> **What the exercise asks**: List each model in the main results table of the experimental results below, along with the improvement CodeRM-8B gives it on HumanEval Plus.

> **Provided passage**:
++++++++

Key Experimental Results¶
Main Results¶
| Method | Llama3-8B | Llama3-70B | GPT-3.5 | GPT-4o-mini |
|---|---|---|---|---|
| HumanEval Plus | ||||
| Vanilla | 53.58 | 73.74 | 67.83 | 82.96 |
| CodeRM-8B | 72.01 (+18.43) | 78.69 (+4.95) | 78.01 (+10.18) | 86.38 (+3.42) |
| MBPP Plus | ||||
| Vanilla | 49.20 | 69.33 | 70.53 | 71.59 |
| CodeRM-8B | 66.71 (+17.51) | 72.44 (+3.11) | 75.96 (+5.43) | 75.20 (+3.61) |
Key Findings: - CodeRM-8B (8B parameters) achieves comparable performance to Llama3.1-70B, using only ~1/9 of its parameters. - The improvement is more pronounced for weaker models: Llama3-8B achieves an 18.43% improvement on HumanEval Plus. - Even for proprietary models like GPT-4o-mini, there is a 3.42% performance gain.
Unit Test Quality Analysis¶
| Metric | Llama3.1-8B | Llama3.1-70B | CodeRM-8B |
|---|---|---|---|
| Single Test Accuracy | 60.02 | 73.65 | 69.64 |
| 100 Tests Accuracy | 74.21 | 78.30 | 80.46 |
| 100 Tests F1 | 74.35 | 78.76 | 81.27 |
Insight: Though the single-test quality of CodeRM-8B is inferior to that of the 70B model, the combined quality over multiple tests is superior. This suggests it generates more diverse tests, providing multi-aspect validation.
Ablation Study¶
- Quality Control: Filtering out false-positive tests yields relative performance improvements of approximately 45% (on HE+) and 80% (on MBPP+).
- Data Volume: Model performance steadily and consistently improves as the training data scales up.
- Dynamic Scaling: Under a fixed computational budget, dynamic allocation provides an additional improvement of approximately 0.5% over uniform allocation (especially pronounced on MBPP Plus).
Highlights & Insights¶
- Discovery of Unit Test Scaling Laws: This work is the first to systematically demonstrate that scaling up the number of unit tests correlates positively with the quality of code reward signals, with difficult problems benefiting the most.
- Compensation via Smaller Model Diversity: Although smaller models produce less accurate individual tests, they offer better coverage and diversity. When multiple tests are combined, they can outperform larger models—providing vital practical guidance.

++++++++

> **Dataset**:
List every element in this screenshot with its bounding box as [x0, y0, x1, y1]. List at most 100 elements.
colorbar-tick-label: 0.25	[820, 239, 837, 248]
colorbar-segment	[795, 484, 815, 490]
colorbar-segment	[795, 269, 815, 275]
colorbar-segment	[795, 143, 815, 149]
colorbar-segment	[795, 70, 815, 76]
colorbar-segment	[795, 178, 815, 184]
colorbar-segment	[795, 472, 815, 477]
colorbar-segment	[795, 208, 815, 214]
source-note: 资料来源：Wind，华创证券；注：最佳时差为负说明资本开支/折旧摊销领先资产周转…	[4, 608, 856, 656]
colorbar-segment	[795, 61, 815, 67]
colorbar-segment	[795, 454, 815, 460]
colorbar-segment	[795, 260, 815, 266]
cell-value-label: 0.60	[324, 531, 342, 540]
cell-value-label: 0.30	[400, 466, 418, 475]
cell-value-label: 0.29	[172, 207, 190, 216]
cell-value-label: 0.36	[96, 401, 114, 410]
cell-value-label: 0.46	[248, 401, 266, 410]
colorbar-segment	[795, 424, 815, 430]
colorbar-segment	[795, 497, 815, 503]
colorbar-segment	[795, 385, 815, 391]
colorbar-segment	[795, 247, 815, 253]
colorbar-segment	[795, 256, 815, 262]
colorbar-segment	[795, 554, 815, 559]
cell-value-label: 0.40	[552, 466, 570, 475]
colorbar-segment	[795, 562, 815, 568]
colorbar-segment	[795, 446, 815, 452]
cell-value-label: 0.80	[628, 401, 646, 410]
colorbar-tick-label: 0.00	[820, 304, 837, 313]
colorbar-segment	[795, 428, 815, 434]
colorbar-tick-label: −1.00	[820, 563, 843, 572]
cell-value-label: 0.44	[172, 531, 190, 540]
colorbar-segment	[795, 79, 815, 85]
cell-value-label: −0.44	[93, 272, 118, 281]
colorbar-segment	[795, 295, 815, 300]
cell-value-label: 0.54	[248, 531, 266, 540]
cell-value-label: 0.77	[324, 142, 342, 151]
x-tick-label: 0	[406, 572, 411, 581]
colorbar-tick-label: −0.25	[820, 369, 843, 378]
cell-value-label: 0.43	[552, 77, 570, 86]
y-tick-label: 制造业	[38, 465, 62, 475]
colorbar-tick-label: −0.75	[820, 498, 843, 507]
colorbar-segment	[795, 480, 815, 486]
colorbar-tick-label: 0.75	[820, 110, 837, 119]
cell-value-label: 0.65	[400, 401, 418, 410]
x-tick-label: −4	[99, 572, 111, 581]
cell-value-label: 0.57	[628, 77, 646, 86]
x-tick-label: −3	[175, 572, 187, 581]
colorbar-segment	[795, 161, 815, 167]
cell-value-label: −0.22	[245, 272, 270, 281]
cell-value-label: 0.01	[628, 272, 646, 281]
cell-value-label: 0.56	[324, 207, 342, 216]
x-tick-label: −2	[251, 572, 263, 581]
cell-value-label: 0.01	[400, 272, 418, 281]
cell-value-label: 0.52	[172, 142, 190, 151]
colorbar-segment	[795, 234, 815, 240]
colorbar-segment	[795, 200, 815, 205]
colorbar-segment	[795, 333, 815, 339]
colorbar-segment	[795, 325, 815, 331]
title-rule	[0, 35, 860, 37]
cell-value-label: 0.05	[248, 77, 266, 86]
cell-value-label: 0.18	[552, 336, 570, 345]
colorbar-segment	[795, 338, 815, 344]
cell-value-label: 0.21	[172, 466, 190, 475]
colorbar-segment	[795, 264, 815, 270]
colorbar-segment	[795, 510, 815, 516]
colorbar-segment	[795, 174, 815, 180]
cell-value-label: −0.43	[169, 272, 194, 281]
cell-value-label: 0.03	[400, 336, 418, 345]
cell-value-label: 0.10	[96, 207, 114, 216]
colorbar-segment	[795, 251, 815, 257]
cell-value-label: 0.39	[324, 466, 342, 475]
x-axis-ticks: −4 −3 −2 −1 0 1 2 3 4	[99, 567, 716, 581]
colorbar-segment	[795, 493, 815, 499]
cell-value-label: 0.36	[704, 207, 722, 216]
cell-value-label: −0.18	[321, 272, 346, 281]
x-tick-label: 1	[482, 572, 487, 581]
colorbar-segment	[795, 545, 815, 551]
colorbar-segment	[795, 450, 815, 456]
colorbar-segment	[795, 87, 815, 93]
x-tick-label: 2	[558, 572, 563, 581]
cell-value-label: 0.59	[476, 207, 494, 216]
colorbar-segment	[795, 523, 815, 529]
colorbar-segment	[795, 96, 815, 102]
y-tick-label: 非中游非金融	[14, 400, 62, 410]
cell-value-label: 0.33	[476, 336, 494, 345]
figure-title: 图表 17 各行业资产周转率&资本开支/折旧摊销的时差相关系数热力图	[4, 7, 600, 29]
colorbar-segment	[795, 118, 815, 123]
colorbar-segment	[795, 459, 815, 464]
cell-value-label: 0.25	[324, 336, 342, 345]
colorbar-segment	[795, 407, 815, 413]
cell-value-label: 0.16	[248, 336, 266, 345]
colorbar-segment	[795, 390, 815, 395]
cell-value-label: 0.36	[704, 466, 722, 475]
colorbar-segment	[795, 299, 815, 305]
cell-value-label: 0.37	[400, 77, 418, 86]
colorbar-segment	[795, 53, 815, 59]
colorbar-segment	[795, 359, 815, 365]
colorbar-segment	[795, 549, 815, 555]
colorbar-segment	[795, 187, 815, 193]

++++++++

> **Reply to the task**:
- Llama3-8B: +18.43
- Llama3-70B: +4.95
- GPT-3.5: +10.18
- GPT-4o-mini: +3.42